(Stored records)
□ □ □ □
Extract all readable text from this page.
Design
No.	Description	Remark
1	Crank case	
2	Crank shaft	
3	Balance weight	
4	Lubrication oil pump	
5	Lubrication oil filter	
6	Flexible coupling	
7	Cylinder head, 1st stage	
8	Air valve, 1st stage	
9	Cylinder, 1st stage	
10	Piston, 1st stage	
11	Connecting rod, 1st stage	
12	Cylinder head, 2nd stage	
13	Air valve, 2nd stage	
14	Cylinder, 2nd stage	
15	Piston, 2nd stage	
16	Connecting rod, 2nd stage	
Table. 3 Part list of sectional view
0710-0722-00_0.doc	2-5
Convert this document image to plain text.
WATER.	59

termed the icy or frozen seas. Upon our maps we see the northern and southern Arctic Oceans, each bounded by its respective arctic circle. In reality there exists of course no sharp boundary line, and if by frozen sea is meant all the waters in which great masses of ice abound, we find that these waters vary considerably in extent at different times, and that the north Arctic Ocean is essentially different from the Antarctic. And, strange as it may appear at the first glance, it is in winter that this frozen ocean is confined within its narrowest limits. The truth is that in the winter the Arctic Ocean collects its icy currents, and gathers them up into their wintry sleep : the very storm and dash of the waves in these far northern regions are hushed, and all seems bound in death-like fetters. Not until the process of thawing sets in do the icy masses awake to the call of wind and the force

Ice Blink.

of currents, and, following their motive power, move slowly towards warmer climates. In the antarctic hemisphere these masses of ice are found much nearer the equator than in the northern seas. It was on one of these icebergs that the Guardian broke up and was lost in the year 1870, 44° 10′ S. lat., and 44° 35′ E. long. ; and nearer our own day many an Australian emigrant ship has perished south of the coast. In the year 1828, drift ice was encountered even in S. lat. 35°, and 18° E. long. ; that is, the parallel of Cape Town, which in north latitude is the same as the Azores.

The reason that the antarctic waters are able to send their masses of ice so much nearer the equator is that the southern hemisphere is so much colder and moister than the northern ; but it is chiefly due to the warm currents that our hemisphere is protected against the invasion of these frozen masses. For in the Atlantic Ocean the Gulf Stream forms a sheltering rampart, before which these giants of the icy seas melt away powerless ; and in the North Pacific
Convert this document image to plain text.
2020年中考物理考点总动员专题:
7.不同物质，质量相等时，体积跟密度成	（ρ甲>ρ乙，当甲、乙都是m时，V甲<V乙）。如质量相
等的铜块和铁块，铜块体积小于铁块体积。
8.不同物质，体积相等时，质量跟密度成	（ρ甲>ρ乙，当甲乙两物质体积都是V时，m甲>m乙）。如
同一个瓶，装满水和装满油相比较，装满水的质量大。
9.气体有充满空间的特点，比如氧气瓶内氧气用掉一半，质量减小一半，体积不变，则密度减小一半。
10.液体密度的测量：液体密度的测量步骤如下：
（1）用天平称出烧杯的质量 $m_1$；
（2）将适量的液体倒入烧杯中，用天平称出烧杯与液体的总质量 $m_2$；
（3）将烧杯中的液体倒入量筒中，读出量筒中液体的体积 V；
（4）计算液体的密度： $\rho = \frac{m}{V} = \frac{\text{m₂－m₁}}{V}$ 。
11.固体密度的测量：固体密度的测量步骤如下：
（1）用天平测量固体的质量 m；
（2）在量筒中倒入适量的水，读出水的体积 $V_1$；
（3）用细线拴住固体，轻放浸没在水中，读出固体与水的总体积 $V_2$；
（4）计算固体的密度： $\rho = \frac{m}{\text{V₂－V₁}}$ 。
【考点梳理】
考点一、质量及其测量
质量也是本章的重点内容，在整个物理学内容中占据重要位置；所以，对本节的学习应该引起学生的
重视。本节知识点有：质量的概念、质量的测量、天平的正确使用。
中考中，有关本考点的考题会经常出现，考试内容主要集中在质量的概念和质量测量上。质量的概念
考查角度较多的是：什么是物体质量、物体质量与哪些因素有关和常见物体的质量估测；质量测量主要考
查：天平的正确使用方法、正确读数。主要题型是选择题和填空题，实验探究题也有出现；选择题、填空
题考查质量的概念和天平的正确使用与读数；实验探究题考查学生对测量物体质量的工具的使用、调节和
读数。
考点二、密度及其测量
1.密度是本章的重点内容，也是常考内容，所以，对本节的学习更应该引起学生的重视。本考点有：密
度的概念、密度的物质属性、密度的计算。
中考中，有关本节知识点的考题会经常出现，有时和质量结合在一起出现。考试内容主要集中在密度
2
□ □ □ □
■ What you have to do ■
Transcribe all the entries, keeping each one exactly as it is.

■ Response ■
Extract all readable text from this page.
Design
No.	Description	Remark
1	Crank case	
2	Crank shaft	
3	Balance weight	
4	Lubrication oil pump	
5	Lubrication oil filter	
6	Flexible coupling	
7	Cylinder head, 1st stage	
8	Air valve, 1st stage	
9	Cylinder, 1st stage	
10	Piston, 1st stage	
11	Connecting rod, 1st stage	
12	Cylinder head, 2nd stage	
13	Air valve, 2nd stage	
14	Cylinder, 2nd stage	
15	Piston, 2nd stage	
16	Connecting rod, 2nd stage	
Table. 3 Part list of sectional view
0710-0722-00_0.doc	2-5
Convert this document image to plain text.
WATER.	59

termed the icy or frozen seas. Upon our maps we see the northern and southern Arctic Oceans, each bounded by its respective arctic circle. In reality there exists of course no sharp boundary line, and if by frozen sea is meant all the waters in which great masses of ice abound, we find that these waters vary considerably in extent at different times, and that the north Arctic Ocean is essentially different from the Antarctic. And, strange as it may appear at the first glance, it is in winter that this frozen ocean is confined within its narrowest limits. The truth is that in the winter the Arctic Ocean collects its icy currents, and gathers them up into their wintry sleep : the very storm and dash of the waves in these far northern regions are hushed, and all seems bound in death-like fetters. Not until the process of thawing sets in do the icy masses awake to the call of wind and the force

Ice Blink.

of currents, and, following their motive power, move slowly towards warmer climates. In the antarctic hemisphere these masses of ice are found much nearer the equator than in the northern seas. It was on one of these icebergs that the Guardian broke up and was lost in the year 1870, 44° 10′ S. lat., and 44° 35′ E. long. ; and nearer our own day many an Australian emigrant ship has perished south of the coast. In the year 1828, drift ice was encountered even in S. lat. 35°, and 18° E. long. ; that is, the parallel of Cape Town, which in north latitude is the same as the Azores.

The reason that the antarctic waters are able to send their masses of ice so much nearer the equator is that the southern hemisphere is so much colder and moister than the northern ; but it is chiefly due to the warm currents that our hemisphere is protected against the invasion of these frozen masses. For in the Atlantic Ocean the Gulf Stream forms a sheltering rampart, before which these giants of the icy seas melt away powerless ; and in the North Pacific
Convert this document image to plain text.
2020年中考物理考点总动员专题:
7.不同物质，质量相等时，体积跟密度成	（ρ甲>ρ乙，当甲、乙都是m时，V甲<V乙）。如质量相
等的铜块和铁块，铜块体积小于铁块体积。
8.不同物质，体积相等时，质量跟密度成	（ρ甲>ρ乙，当甲乙两物质体积都是V时，m甲>m乙）。如
同一个瓶，装满水和装满油相比较，装满水的质量大。
9.气体有充满空间的特点，比如氧气瓶内氧气用掉一半，质量减小一半，体积不变，则密度减小一半。
10.液体密度的测量：液体密度的测量步骤如下：
（1）用天平称出烧杯的质量 $m_1$；
（2）将适量的液体倒入烧杯中，用天平称出烧杯与液体的总质量 $m_2$；
（3）将烧杯中的液体倒入量筒中，读出量筒中液体的体积 V；
（4）计算液体的密度： $\rho = \frac{m}{V} = \frac{\text{m₂－m₁}}{V}$ 。
11.固体密度的测量：固体密度的测量步骤如下：
（1）用天平测量固体的质量 m；
（2）在量筒中倒入适量的水，读出水的体积 $V_1$；
（3）用细线拴住固体，轻放浸没在水中，读出固体与水的总体积 $V_2$；
（4）计算固体的密度： $\rho = \frac{m}{\text{V₂－V₁}}$ 。
【考点梳理】
考点一、质量及其测量
质量也是本章的重点内容，在整个物理学内容中占据重要位置；所以，对本节的学习应该引起学生的
重视。本节知识点有：质量的概念、质量的测量、天平的正确使用。
中考中，有关本考点的考题会经常出现，考试内容主要集中在质量的概念和质量测量上。质量的概念
考查角度较多的是：什么是物体质量、物体质量与哪些因素有关和常见物体的质量估测；质量测量主要考
查：天平的正确使用方法、正确读数。主要题型是选择题和填空题，实验探究题也有出现；选择题、填空
题考查质量的概念和天平的正确使用与读数；实验探究题考查学生对测量物体质量的工具的使用、调节和
读数。
考点二、密度及其测量
1.密度是本章的重点内容，也是常考内容，所以，对本节的学习更应该引起学生的重视。本考点有：密
度的概念、密度的物质属性、密度的计算。
中考中，有关本节知识点的考题会经常出现，有时和质量结合在一起出现。考试内容主要集中在密度
2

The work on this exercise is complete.